Extract all lines in the data that contain the word "Reihenfolge".
Data rows start
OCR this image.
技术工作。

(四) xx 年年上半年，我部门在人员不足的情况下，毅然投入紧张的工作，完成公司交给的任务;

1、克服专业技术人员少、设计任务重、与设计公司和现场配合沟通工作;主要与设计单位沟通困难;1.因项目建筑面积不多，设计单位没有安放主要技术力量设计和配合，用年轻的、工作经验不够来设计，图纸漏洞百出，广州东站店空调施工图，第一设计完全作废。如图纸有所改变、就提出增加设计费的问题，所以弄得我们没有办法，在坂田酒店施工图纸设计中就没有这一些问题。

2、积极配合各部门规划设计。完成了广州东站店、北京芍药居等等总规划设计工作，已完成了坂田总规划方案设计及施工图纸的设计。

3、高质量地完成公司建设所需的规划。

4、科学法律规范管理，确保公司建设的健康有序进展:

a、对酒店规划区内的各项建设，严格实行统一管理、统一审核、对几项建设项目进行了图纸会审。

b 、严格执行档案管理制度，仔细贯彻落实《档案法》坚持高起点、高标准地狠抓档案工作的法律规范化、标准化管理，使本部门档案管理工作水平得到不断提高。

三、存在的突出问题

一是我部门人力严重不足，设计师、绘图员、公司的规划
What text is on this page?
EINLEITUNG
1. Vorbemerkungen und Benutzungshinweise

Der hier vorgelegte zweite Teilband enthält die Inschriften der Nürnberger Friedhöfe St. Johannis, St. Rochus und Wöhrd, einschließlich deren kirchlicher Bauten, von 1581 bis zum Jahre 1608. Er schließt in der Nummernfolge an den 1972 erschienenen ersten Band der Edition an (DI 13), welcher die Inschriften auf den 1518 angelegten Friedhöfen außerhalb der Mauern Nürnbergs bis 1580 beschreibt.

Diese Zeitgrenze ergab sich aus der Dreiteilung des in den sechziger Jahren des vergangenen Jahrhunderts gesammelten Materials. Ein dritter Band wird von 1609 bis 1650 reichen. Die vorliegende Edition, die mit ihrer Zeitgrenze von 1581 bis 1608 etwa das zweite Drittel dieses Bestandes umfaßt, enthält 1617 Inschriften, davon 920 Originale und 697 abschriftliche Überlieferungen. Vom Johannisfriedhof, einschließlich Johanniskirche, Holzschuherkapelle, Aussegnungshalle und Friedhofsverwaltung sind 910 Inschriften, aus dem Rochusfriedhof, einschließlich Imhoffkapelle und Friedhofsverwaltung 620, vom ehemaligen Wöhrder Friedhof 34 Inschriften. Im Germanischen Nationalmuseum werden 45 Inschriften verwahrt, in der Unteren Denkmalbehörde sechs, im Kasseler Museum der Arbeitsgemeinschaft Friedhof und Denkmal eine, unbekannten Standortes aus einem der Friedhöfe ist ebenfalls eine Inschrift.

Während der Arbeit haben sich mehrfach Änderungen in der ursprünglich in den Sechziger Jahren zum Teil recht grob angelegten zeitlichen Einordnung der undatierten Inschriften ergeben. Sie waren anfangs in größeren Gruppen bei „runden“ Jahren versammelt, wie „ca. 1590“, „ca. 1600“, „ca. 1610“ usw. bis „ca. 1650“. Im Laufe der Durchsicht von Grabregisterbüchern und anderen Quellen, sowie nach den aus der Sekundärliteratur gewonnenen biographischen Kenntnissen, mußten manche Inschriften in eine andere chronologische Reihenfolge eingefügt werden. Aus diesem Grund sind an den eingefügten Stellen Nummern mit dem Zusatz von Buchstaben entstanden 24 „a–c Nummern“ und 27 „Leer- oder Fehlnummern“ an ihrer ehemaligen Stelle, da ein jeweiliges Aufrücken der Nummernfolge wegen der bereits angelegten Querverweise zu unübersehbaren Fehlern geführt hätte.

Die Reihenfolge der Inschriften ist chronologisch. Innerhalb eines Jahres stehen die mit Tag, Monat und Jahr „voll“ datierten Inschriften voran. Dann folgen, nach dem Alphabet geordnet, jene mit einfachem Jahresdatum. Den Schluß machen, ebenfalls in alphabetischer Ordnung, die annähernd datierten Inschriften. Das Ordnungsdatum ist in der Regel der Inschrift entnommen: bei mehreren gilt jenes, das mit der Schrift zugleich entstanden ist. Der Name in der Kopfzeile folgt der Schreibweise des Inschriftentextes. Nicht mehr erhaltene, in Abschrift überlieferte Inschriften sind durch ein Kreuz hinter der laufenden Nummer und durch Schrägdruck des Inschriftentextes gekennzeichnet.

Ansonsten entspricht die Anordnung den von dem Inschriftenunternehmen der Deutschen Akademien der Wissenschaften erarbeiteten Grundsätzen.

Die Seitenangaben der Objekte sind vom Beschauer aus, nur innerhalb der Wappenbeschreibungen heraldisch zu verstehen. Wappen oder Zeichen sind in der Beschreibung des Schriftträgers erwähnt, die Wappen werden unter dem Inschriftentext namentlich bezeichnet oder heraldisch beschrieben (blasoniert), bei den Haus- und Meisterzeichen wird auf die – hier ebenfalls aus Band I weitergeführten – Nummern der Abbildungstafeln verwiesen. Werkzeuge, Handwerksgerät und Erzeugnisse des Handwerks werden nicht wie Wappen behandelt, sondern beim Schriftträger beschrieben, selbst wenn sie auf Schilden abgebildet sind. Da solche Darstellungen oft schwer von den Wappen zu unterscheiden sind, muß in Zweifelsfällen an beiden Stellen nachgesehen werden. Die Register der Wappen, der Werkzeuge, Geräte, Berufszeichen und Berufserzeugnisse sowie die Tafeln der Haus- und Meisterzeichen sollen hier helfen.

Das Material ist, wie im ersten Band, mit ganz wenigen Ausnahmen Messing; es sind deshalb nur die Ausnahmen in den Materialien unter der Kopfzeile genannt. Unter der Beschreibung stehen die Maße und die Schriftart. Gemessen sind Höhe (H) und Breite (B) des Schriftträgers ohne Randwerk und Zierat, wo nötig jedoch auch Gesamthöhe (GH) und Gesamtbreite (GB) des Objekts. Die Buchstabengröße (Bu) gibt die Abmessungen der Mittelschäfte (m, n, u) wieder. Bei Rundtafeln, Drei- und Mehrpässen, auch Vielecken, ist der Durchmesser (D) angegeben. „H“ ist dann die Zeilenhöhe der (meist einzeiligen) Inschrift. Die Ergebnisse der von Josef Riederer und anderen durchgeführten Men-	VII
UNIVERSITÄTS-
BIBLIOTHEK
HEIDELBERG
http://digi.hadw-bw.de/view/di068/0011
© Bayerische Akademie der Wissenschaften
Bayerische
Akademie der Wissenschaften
Data rows end
Response below →
Während der Arbeit haben sich mehrfach Änderungen in der ursprünglich in den Sechziger Jahren zum Teil recht grob angelegten zeitlichen Einordnung der undatierten Inschriften ergeben. Sie waren anfangs in größeren Gruppen bei „runden“ Jahren versammelt, wie „ca. 1590“, „ca. 1600“, „ca. 1610“ usw. bis „ca. 1650“. Im Laufe der Durchsicht von Grabregisterbüchern und anderen Quellen, sowie nach den aus der Sekundärliteratur gewonnenen biographischen Kenntnissen, mußten manche Inschriften in eine andere chronologische Reihenfolge eingefügt werden. Aus diesem Grund sind an den eingefügten Stellen Nummern mit dem Zusatz von Buchstaben entstanden 24 „a–c Nummern“ und 27 „Leer- oder Fehlnummern“ an ihrer ehemaligen Stelle, da ein jeweiliges Aufrücken der Nummernfolge wegen der bereits angelegten Querverweise zu unübersehbaren Fehlern geführt hätte.
Die Reihenfolge der Inschriften ist chronologisch. Innerhalb eines Jahres stehen die mit Tag, Monat und Jahr „voll“ datierten Inschriften voran. Dann folgen, nach dem Alphabet geordnet, jene mit einfachem Jahresdatum. Den Schluß machen, ebenfalls in alphabetischer Ordnung, die annähernd datierten Inschriften. Das Ordnungsdatum ist in der Regel der Inschrift entnommen: bei mehreren gilt jenes, das mit der Schrift zugleich entstanden ist. Der Name in der Kopfzeile folgt der Schreibweise des Inschriftentextes. Nicht mehr erhaltene, in Abschrift überlieferte Inschriften sind durch ein Kreuz hinter der laufenden Nummer und durch Schrägdruck des Inschriftentextes gekennzeichnet.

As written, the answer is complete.